EXERCISE AIM:
Reproduce all the material exactly, minus any pictures it holds.
= = = = = = =
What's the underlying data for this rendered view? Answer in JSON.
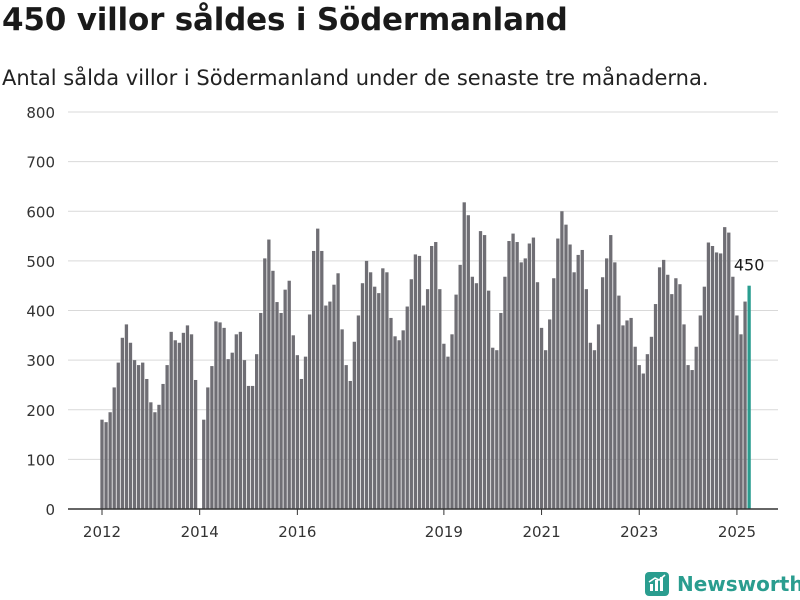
{
  "title": "450 villor såldes i Södermanland",
  "subtitle": "Antal sålda villor i Södermanland under de senaste tre månaderna.",
  "brand": {
    "name": "Newsworthy",
    "icon": "newsworthy-logo-icon",
    "color": "#2a9d8f"
  },
  "colors": {
    "bar": "#6f6e74",
    "highlight": "#2a9d8f",
    "grid": "#d9d9d9"
  },
  "chart_data": {
    "type": "bar",
    "ylim": [
      0,
      800
    ],
    "yticks": [
      0,
      100,
      200,
      300,
      400,
      500,
      600,
      700,
      800
    ],
    "xticks": [
      "2012",
      "2014",
      "2016",
      "2019",
      "2021",
      "2023",
      "2025"
    ],
    "x_start": "2012-01",
    "x_end": "2025-03",
    "grid": true,
    "highlight_label": "450",
    "values": [
      180,
      175,
      195,
      245,
      295,
      345,
      372,
      335,
      300,
      290,
      295,
      262,
      215,
      195,
      210,
      252,
      290,
      357,
      340,
      335,
      355,
      370,
      352,
      260,
      0,
      180,
      245,
      288,
      378,
      376,
      365,
      302,
      315,
      352,
      357,
      300,
      248,
      248,
      312,
      395,
      505,
      543,
      480,
      417,
      395,
      442,
      460,
      350,
      310,
      262,
      307,
      392,
      520,
      565,
      520,
      410,
      418,
      452,
      475,
      362,
      290,
      258,
      337,
      390,
      455,
      500,
      477,
      448,
      435,
      485,
      477,
      385,
      348,
      340,
      360,
      408,
      463,
      513,
      510,
      410,
      443,
      530,
      538,
      443,
      333,
      307,
      352,
      432,
      492,
      618,
      592,
      468,
      455,
      560,
      552,
      440,
      325,
      320,
      395,
      468,
      540,
      555,
      538,
      497,
      505,
      535,
      547,
      457,
      365,
      320,
      382,
      465,
      545,
      600,
      573,
      533,
      477,
      512,
      522,
      443,
      335,
      320,
      372,
      467,
      505,
      552,
      497,
      430,
      370,
      380,
      385,
      327,
      290,
      273,
      312,
      347,
      413,
      487,
      502,
      472,
      433,
      465,
      453,
      372,
      290,
      280,
      327,
      390,
      448,
      537,
      530,
      517,
      515,
      568,
      557,
      468,
      390,
      352,
      418,
      450
    ]
  }
}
= = = = = = =
REPLY:
What's the underlying data for this rendered view? Answer in JSON.
{
  "title": "450 villor såldes i Södermanland",
  "subtitle": "Antal sålda villor i Södermanland under de senaste tre månaderna.",
  "brand": {
    "name": "Newsworthy",
    "icon": "newsworthy-logo-icon",
    "color": "#2a9d8f"
  },
  "colors": {
    "bar": "#6f6e74",
    "highlight": "#2a9d8f",
    "grid": "#d9d9d9"
  },
  "chart_data": {
    "type": "bar",
    "ylim": [
      0,
      800
    ],
    "yticks": [
      0,
      100,
      200,
      300,
      400,
      500,
      600,
      700,
      800
    ],
    "xticks": [
      "2012",
      "2014",
      "2016",
      "2019",
      "2021",
      "2023",
      "2025"
    ],
    "x_start": "2012-01",
    "x_end": "2025-03",
    "grid": true,
    "highlight_label": "450",
    "values": [
      180,
      175,
      195,
      245,
      295,
      345,
      372,
      335,
      300,
      290,
      295,
      262,
      215,
      195,
      210,
      252,
      290,
      357,
      340,
      335,
      355,
      370,
      352,
      260,
      0,
      180,
      245,
      288,
      378,
      376,
      365,
      302,
      315,
      352,
      357,
      300,
      248,
      248,
      312,
      395,
      505,
      543,
      480,
      417,
      395,
      442,
      460,
      350,
      310,
      262,
      307,
      392,
      520,
      565,
      520,
      410,
      418,
      452,
      475,
      362,
      290,
      258,
      337,
      390,
      455,
      500,
      477,
      448,
      435,
      485,
      477,
      385,
      348,
      340,
      360,
      408,
      463,
      513,
      510,
      410,
      443,
      530,
      538,
      443,
      333,
      307,
      352,
      432,
      492,
      618,
      592,
      468,
      455,
      560,
      552,
      440,
      325,
      320,
      395,
      468,
      540,
      555,
      538,
      497,
      505,
      535,
      547,
      457,
      365,
      320,
      382,
      465,
      545,
      600,
      573,
      533,
      477,
      512,
      522,
      443,
      335,
      320,
      372,
      467,
      505,
      552,
      497,
      430,
      370,
      380,
      385,
      327,
      290,
      273,
      312,
      347,
      413,
      487,
      502,
      472,
      433,
      465,
      453,
      372,
      290,
      280,
      327,
      390,
      448,
      537,
      530,
      517,
      515,
      568,
      557,
      468,
      390,
      352,
      418,
      450
    ]
  }
}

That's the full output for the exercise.